↓↓↓

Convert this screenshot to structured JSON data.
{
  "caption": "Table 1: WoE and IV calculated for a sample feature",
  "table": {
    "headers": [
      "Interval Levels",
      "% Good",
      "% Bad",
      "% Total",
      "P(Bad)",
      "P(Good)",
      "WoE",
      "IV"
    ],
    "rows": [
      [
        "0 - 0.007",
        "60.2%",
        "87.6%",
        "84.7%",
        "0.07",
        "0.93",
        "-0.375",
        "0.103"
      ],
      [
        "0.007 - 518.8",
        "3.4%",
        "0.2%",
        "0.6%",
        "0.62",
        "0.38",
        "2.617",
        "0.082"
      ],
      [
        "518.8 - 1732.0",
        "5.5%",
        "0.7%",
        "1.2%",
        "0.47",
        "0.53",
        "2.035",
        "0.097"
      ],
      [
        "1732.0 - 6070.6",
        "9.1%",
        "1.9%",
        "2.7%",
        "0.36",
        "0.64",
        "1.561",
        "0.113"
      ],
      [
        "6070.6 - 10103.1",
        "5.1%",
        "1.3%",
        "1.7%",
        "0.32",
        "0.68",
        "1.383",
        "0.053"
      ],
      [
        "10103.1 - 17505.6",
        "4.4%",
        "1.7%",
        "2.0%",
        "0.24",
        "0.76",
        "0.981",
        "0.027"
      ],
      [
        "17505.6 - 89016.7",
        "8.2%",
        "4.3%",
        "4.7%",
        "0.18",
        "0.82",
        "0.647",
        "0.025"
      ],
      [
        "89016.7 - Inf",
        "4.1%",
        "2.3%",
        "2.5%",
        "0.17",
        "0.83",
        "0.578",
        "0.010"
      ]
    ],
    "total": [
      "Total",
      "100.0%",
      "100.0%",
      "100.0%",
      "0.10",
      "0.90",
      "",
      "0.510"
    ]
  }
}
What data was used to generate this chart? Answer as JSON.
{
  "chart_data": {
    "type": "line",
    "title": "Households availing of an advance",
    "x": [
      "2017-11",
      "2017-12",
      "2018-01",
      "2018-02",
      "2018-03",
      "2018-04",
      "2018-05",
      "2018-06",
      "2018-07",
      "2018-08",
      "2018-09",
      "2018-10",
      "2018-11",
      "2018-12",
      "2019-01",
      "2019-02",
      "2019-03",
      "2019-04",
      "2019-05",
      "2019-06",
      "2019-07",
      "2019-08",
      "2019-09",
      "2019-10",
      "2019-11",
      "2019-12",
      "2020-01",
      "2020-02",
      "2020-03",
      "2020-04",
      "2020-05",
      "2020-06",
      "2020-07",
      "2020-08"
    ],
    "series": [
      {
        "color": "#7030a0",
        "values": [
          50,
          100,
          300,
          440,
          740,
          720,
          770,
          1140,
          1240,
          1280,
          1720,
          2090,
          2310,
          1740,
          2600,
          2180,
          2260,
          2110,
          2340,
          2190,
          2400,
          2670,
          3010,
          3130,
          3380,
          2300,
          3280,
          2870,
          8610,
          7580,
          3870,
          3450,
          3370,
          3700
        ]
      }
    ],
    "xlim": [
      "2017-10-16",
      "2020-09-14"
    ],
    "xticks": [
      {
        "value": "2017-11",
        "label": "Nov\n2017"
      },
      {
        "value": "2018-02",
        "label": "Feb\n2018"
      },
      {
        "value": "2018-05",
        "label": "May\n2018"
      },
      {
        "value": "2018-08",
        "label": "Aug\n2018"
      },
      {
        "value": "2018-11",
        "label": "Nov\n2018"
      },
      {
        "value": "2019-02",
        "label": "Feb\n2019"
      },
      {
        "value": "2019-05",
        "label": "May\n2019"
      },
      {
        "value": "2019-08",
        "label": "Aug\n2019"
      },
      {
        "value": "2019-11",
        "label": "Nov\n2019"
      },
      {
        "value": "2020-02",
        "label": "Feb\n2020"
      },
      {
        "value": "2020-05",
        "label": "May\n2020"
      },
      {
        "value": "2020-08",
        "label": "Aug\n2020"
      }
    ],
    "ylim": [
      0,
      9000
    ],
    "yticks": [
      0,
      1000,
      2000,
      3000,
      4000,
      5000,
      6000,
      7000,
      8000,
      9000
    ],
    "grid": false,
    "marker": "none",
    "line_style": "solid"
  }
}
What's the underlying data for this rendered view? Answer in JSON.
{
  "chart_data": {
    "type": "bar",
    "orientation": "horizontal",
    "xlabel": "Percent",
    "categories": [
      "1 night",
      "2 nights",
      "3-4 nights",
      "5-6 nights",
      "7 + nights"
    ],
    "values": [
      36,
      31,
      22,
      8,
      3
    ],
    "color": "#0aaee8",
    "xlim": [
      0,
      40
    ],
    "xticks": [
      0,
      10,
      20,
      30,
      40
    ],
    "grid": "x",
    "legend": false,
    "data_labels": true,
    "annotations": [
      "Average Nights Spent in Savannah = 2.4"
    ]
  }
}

↑↑↑

- TASK BRIEF
List the lines of the records where "Answer" occurs.

- EXERCISE OUTPUT
What data was used to generate this chart? Answer as JSON.
What's the underlying data for this rendered view? Answer in JSON.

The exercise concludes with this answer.